▸ DATA FOR THIS TASK
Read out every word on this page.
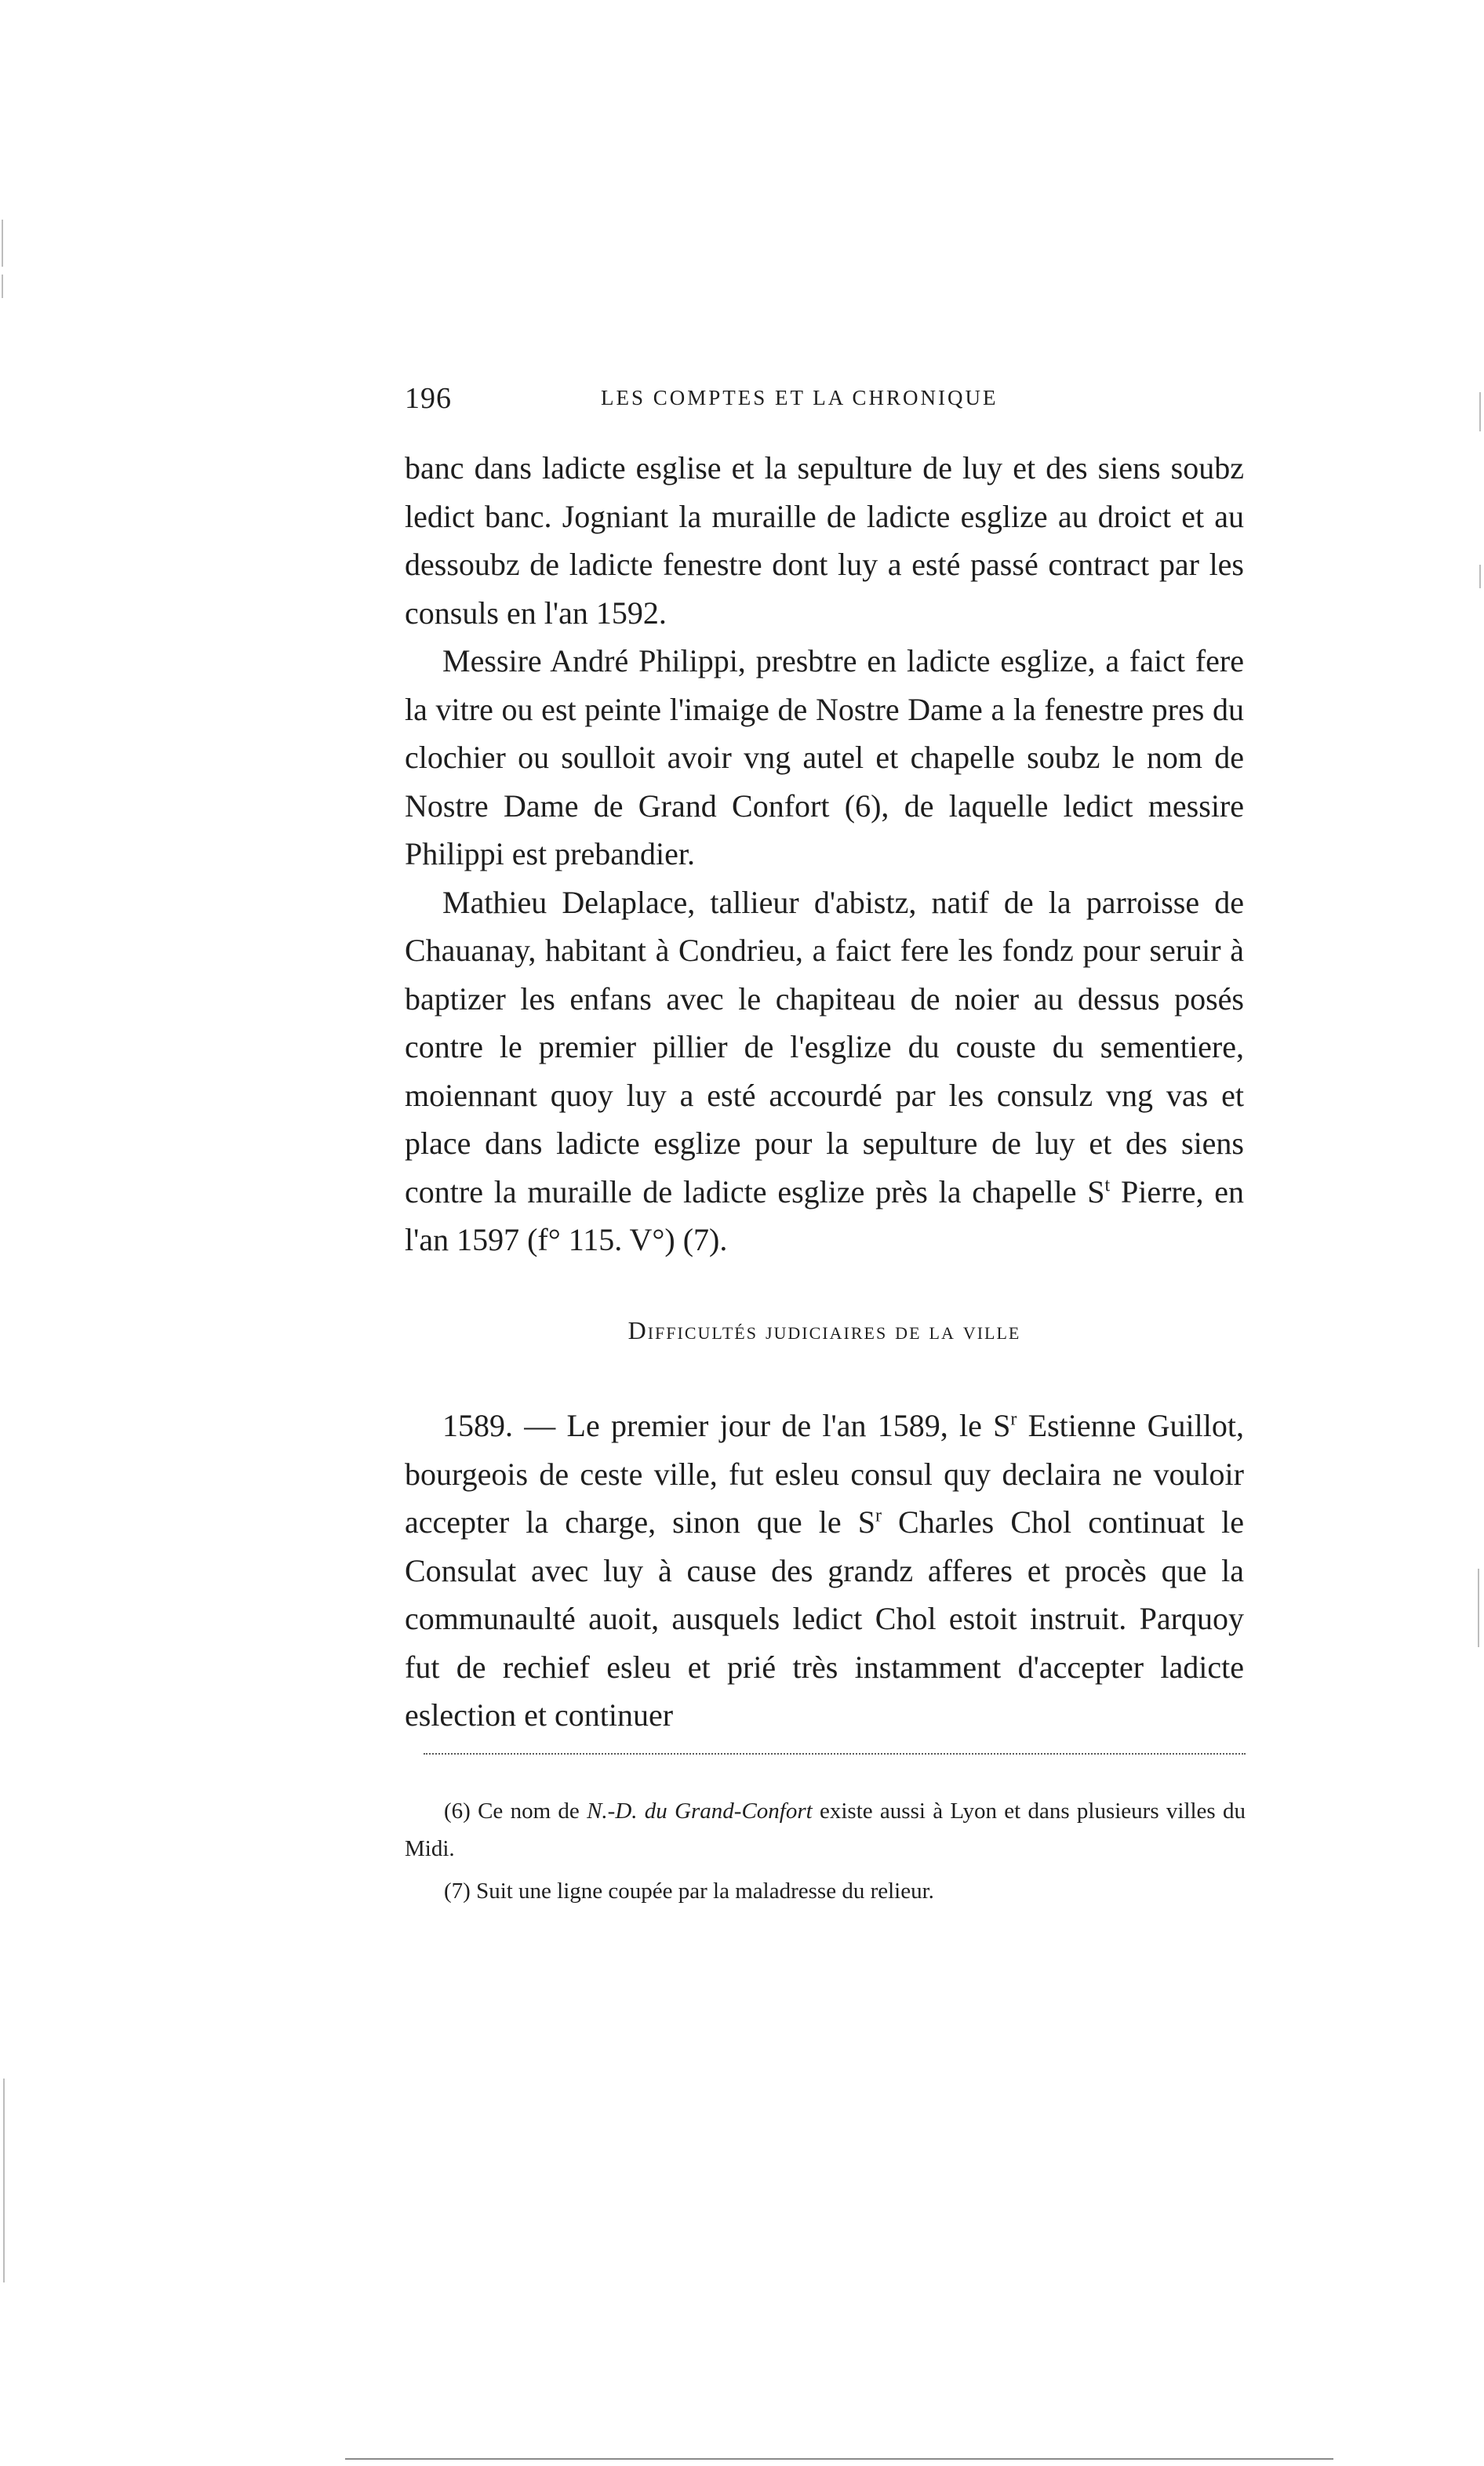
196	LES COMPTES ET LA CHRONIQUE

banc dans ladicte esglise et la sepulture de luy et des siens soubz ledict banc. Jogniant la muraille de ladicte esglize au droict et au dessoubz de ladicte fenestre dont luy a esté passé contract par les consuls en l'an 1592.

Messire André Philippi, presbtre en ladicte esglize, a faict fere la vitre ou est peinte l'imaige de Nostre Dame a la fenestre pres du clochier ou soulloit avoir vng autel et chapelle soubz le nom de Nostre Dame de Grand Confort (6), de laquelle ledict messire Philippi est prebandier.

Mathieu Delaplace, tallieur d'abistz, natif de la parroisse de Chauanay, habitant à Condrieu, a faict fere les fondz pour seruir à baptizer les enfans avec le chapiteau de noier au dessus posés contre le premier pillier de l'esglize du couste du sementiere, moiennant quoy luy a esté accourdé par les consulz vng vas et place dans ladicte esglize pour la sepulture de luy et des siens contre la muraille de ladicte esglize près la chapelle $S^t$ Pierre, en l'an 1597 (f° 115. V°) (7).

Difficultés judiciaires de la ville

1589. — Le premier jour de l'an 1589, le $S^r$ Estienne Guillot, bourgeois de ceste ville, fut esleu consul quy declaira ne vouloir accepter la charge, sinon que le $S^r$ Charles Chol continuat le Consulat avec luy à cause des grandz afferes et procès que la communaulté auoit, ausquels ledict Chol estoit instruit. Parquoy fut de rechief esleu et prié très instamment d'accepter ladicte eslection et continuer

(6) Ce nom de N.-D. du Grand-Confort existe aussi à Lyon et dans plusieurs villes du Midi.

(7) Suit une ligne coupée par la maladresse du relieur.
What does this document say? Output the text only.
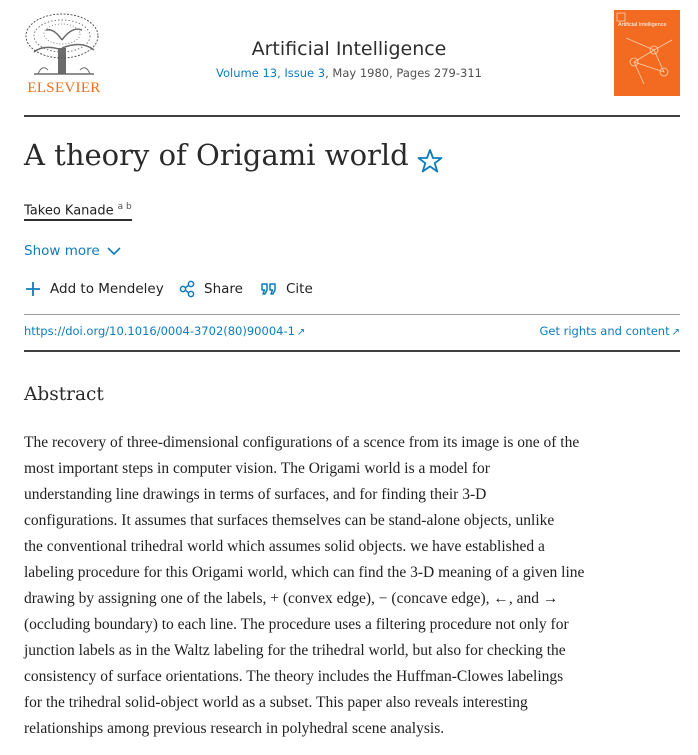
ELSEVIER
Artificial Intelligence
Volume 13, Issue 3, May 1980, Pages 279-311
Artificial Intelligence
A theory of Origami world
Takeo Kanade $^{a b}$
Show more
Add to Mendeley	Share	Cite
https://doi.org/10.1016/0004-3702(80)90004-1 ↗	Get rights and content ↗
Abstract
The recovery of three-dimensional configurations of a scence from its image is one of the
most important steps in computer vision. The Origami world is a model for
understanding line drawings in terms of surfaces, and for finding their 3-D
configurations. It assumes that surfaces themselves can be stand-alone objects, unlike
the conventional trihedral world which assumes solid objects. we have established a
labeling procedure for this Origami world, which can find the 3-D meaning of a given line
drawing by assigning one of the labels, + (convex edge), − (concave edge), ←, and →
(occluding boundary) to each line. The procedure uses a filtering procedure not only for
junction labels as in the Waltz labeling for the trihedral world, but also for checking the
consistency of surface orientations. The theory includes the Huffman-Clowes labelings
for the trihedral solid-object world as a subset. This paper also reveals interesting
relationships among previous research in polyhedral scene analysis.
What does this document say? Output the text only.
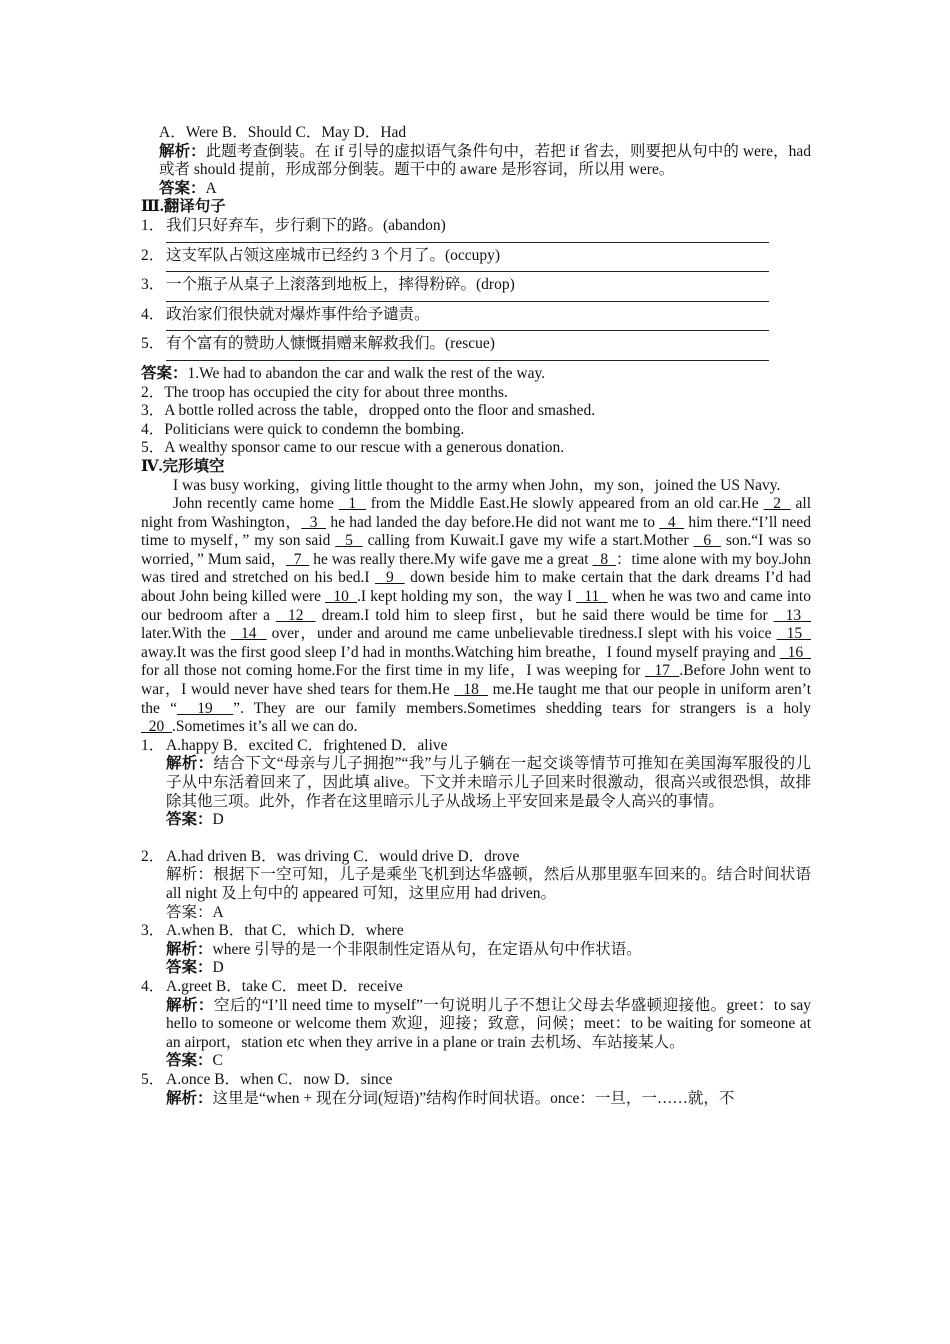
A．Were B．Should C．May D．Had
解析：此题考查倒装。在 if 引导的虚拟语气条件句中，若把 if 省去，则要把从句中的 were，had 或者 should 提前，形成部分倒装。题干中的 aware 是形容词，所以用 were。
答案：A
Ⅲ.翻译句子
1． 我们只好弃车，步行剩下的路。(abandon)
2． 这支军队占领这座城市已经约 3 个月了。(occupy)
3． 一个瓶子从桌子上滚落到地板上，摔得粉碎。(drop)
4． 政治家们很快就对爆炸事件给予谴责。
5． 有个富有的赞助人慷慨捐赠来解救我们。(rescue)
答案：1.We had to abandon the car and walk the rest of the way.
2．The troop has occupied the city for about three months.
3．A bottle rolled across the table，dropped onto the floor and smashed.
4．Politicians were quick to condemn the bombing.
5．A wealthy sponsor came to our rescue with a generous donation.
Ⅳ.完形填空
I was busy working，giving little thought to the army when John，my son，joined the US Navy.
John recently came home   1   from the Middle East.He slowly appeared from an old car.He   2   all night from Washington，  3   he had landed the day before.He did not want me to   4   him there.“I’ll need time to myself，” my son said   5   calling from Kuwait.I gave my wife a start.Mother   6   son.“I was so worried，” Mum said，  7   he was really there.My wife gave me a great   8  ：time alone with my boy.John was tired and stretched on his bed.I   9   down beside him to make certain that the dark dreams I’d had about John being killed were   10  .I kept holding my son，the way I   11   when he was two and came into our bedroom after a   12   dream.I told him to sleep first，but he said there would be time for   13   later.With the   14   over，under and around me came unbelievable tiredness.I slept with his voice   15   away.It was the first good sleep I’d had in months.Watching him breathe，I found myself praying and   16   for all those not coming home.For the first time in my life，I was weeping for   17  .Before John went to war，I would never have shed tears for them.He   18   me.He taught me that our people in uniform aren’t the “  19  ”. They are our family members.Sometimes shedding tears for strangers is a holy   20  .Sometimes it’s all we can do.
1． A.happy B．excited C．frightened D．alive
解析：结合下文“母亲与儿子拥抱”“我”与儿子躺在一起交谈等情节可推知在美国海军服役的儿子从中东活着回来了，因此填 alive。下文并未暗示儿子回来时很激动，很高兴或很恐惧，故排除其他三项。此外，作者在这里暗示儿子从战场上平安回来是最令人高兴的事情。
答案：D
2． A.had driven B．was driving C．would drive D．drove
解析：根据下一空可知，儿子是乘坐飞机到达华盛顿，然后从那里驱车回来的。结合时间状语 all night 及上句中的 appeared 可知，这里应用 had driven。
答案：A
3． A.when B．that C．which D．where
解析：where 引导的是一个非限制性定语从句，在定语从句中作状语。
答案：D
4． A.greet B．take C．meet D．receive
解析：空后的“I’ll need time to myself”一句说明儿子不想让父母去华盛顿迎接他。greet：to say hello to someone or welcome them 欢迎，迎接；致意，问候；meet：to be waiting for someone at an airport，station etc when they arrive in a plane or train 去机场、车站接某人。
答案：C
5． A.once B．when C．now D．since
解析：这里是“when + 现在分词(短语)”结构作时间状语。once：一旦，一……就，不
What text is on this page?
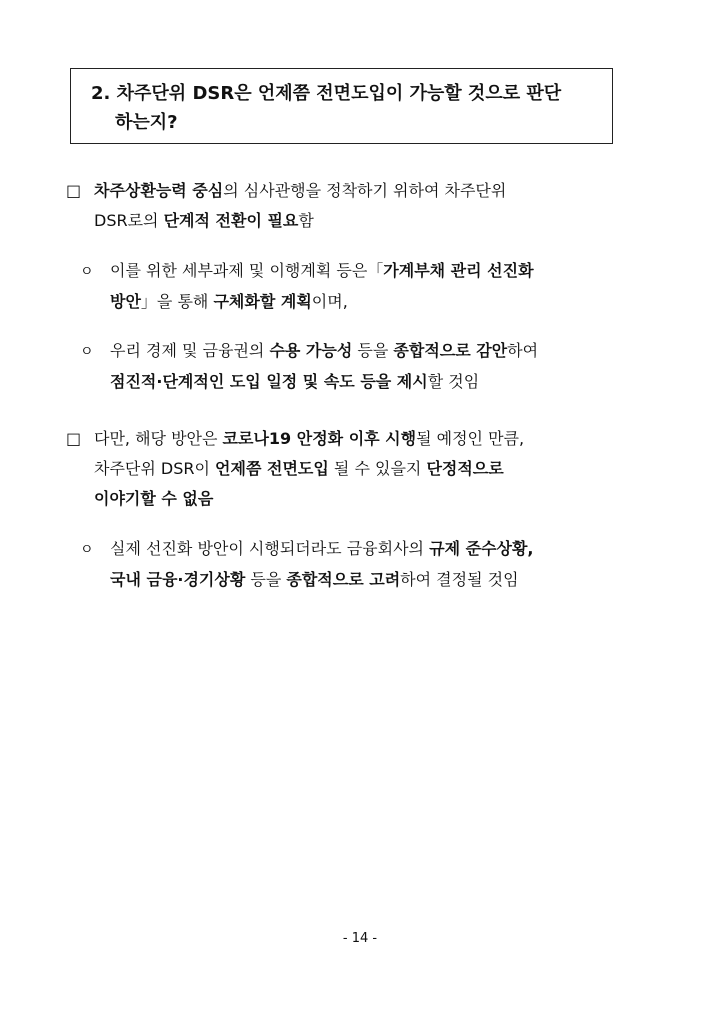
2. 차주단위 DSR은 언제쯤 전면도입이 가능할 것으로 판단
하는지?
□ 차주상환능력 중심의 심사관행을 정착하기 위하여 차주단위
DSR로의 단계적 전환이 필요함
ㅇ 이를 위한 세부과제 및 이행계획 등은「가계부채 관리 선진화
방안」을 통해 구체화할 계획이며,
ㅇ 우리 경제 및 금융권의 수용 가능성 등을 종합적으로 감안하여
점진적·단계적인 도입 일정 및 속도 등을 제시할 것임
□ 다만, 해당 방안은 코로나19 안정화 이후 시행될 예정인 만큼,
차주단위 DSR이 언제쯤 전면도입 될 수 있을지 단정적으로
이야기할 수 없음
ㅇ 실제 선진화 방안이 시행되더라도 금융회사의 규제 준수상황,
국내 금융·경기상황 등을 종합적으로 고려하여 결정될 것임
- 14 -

▸ THE REQUEST
From the listing above, pick out every line containing "Origami".

▸ TASK OUTPUT
A theory of Origami world
most important steps in computer vision. The Origami world is a model for
labeling procedure for this Origami world, which can find the 3-D meaning of a given line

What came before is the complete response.